▶ **Extracted data entries**:
-=-=-=-=-

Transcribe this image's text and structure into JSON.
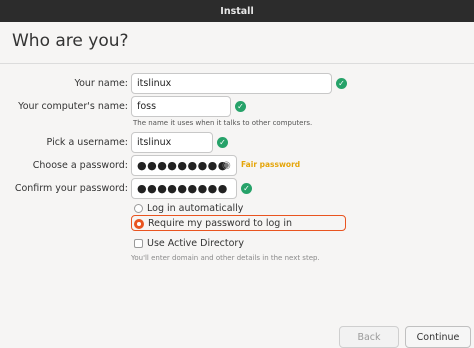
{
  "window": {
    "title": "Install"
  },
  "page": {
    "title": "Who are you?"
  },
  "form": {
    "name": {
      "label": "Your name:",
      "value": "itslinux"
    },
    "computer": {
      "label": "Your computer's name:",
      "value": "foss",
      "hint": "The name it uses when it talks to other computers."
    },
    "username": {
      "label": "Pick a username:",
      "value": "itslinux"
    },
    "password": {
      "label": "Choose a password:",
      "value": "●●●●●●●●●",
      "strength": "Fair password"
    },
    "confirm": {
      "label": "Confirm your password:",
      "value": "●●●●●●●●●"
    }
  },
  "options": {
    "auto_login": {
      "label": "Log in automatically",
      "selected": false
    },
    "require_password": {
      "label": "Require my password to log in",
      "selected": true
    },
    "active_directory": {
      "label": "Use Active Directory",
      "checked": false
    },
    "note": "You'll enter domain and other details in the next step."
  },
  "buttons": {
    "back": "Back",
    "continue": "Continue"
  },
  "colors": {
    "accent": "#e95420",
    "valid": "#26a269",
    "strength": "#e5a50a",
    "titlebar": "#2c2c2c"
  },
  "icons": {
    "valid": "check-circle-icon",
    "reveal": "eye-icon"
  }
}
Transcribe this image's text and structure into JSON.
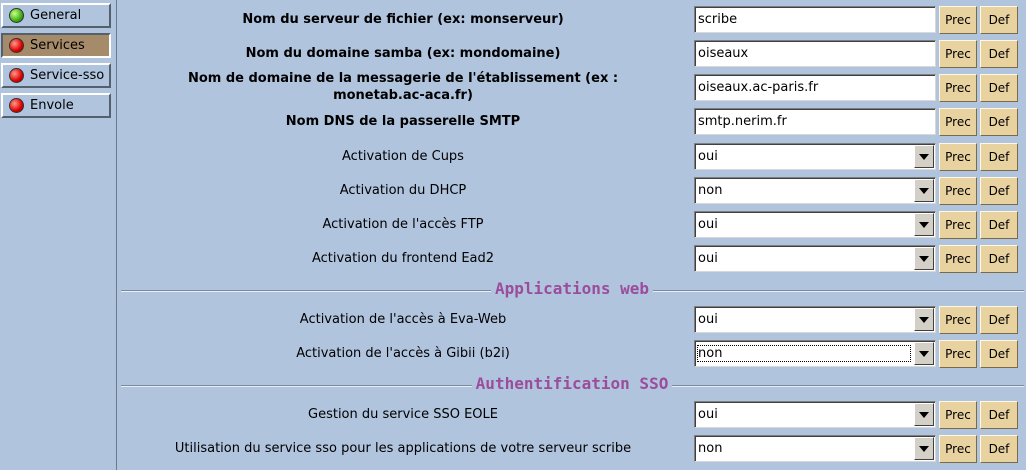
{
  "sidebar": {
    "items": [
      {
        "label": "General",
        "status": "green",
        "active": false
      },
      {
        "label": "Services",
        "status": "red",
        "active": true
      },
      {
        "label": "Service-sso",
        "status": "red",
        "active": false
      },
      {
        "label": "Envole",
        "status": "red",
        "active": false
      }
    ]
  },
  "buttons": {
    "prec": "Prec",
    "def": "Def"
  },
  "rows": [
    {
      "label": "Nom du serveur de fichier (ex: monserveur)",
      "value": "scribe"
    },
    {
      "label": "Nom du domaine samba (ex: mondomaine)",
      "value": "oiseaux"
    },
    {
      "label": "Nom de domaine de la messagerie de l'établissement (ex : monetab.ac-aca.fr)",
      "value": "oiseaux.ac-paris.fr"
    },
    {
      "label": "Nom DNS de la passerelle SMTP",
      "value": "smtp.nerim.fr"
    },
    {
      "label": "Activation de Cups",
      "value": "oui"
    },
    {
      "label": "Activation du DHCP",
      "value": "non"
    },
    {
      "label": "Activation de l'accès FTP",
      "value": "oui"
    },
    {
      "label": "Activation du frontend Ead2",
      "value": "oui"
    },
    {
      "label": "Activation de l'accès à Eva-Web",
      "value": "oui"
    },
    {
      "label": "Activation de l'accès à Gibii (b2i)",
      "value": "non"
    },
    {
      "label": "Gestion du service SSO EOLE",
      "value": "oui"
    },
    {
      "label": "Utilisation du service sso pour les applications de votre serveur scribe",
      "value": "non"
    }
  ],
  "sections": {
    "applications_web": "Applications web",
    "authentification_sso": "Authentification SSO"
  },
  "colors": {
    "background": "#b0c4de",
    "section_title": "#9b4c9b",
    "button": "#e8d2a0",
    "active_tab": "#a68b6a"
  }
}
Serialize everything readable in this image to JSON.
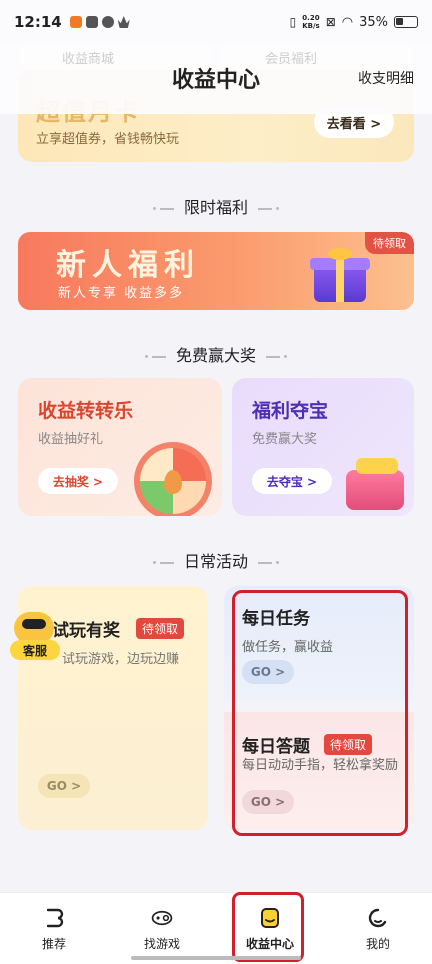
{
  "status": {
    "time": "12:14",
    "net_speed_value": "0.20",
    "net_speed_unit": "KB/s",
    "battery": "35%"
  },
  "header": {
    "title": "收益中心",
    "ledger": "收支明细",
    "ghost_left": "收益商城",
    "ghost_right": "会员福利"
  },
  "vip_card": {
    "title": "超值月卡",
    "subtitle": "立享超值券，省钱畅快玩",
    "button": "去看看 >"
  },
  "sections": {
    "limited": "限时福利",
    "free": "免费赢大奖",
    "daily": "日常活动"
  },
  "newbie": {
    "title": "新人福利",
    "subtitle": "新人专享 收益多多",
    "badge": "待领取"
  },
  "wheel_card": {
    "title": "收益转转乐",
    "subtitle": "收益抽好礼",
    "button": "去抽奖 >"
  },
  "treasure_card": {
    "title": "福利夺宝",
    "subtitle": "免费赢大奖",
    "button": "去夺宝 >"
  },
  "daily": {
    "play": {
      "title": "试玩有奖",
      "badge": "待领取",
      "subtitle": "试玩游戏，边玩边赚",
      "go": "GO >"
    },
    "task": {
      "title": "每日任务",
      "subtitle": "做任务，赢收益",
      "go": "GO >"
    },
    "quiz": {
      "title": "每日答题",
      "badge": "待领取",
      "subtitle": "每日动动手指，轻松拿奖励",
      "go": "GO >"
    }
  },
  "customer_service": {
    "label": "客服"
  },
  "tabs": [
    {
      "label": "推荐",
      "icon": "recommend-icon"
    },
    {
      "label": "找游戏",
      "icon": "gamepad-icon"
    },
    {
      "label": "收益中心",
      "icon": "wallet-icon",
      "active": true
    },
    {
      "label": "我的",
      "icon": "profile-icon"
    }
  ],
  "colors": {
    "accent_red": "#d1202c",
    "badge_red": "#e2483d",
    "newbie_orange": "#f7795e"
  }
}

-=-=-=-=-

▶ **TASK STATEMENT**: Omitting all images, print the listing exactly.

▶ **SOLUTION BELOW**:
Transcribe this image's text and structure into JSON.
{
  "window": {
    "title": "Install"
  },
  "page": {
    "title": "Who are you?"
  },
  "form": {
    "name": {
      "label": "Your name:",
      "value": "itslinux"
    },
    "computer": {
      "label": "Your computer's name:",
      "value": "foss",
      "hint": "The name it uses when it talks to other computers."
    },
    "username": {
      "label": "Pick a username:",
      "value": "itslinux"
    },
    "password": {
      "label": "Choose a password:",
      "value": "●●●●●●●●●",
      "strength": "Fair password"
    },
    "confirm": {
      "label": "Confirm your password:",
      "value": "●●●●●●●●●"
    }
  },
  "options": {
    "auto_login": {
      "label": "Log in automatically",
      "selected": false
    },
    "require_password": {
      "label": "Require my password to log in",
      "selected": true
    },
    "active_directory": {
      "label": "Use Active Directory",
      "checked": false
    },
    "note": "You'll enter domain and other details in the next step."
  },
  "buttons": {
    "back": "Back",
    "continue": "Continue"
  },
  "colors": {
    "accent": "#e95420",
    "valid": "#26a269",
    "strength": "#e5a50a",
    "titlebar": "#2c2c2c"
  },
  "icons": {
    "valid": "check-circle-icon",
    "reveal": "eye-icon"
  }
}
Transcribe this image's text and structure into JSON.
{
  "sidebar": {
    "items": [
      {
        "label": "General",
        "status": "green",
        "active": false
      },
      {
        "label": "Services",
        "status": "red",
        "active": true
      },
      {
        "label": "Service-sso",
        "status": "red",
        "active": false
      },
      {
        "label": "Envole",
        "status": "red",
        "active": false
      }
    ]
  },
  "buttons": {
    "prec": "Prec",
    "def": "Def"
  },
  "rows": [
    {
      "label": "Nom du serveur de fichier (ex: monserveur)",
      "value": "scribe"
    },
    {
      "label": "Nom du domaine samba (ex: mondomaine)",
      "value": "oiseaux"
    },
    {
      "label": "Nom de domaine de la messagerie de l'établissement (ex : monetab.ac-aca.fr)",
      "value": "oiseaux.ac-paris.fr"
    },
    {
      "label": "Nom DNS de la passerelle SMTP",
      "value": "smtp.nerim.fr"
    },
    {
      "label": "Activation de Cups",
      "value": "oui"
    },
    {
      "label": "Activation du DHCP",
      "value": "non"
    },
    {
      "label": "Activation de l'accès FTP",
      "value": "oui"
    },
    {
      "label": "Activation du frontend Ead2",
      "value": "oui"
    },
    {
      "label": "Activation de l'accès à Eva-Web",
      "value": "oui"
    },
    {
      "label": "Activation de l'accès à Gibii (b2i)",
      "value": "non"
    },
    {
      "label": "Gestion du service SSO EOLE",
      "value": "oui"
    },
    {
      "label": "Utilisation du service sso pour les applications de votre serveur scribe",
      "value": "non"
    }
  ],
  "sections": {
    "applications_web": "Applications web",
    "authentification_sso": "Authentification SSO"
  },
  "colors": {
    "background": "#b0c4de",
    "section_title": "#9b4c9b",
    "button": "#e8d2a0",
    "active_tab": "#a68b6a"
  }
}
Serialize everything readable in this image to JSON.
{
  "status": {
    "time": "12:14",
    "net_speed_value": "0.20",
    "net_speed_unit": "KB/s",
    "battery": "35%"
  },
  "header": {
    "title": "收益中心",
    "ledger": "收支明细",
    "ghost_left": "收益商城",
    "ghost_right": "会员福利"
  },
  "vip_card": {
    "title": "超值月卡",
    "subtitle": "立享超值券，省钱畅快玩",
    "button": "去看看 >"
  },
  "sections": {
    "limited": "限时福利",
    "free": "免费赢大奖",
    "daily": "日常活动"
  },
  "newbie": {
    "title": "新人福利",
    "subtitle": "新人专享 收益多多",
    "badge": "待领取"
  },
  "wheel_card": {
    "title": "收益转转乐",
    "subtitle": "收益抽好礼",
    "button": "去抽奖 >"
  },
  "treasure_card": {
    "title": "福利夺宝",
    "subtitle": "免费赢大奖",
    "button": "去夺宝 >"
  },
  "daily": {
    "play": {
      "title": "试玩有奖",
      "badge": "待领取",
      "subtitle": "试玩游戏，边玩边赚",
      "go": "GO >"
    },
    "task": {
      "title": "每日任务",
      "subtitle": "做任务，赢收益",
      "go": "GO >"
    },
    "quiz": {
      "title": "每日答题",
      "badge": "待领取",
      "subtitle": "每日动动手指，轻松拿奖励",
      "go": "GO >"
    }
  },
  "customer_service": {
    "label": "客服"
  },
  "tabs": [
    {
      "label": "推荐",
      "icon": "recommend-icon"
    },
    {
      "label": "找游戏",
      "icon": "gamepad-icon"
    },
    {
      "label": "收益中心",
      "icon": "wallet-icon",
      "active": true
    },
    {
      "label": "我的",
      "icon": "profile-icon"
    }
  ],
  "colors": {
    "accent_red": "#d1202c",
    "badge_red": "#e2483d",
    "newbie_orange": "#f7795e"
  }
}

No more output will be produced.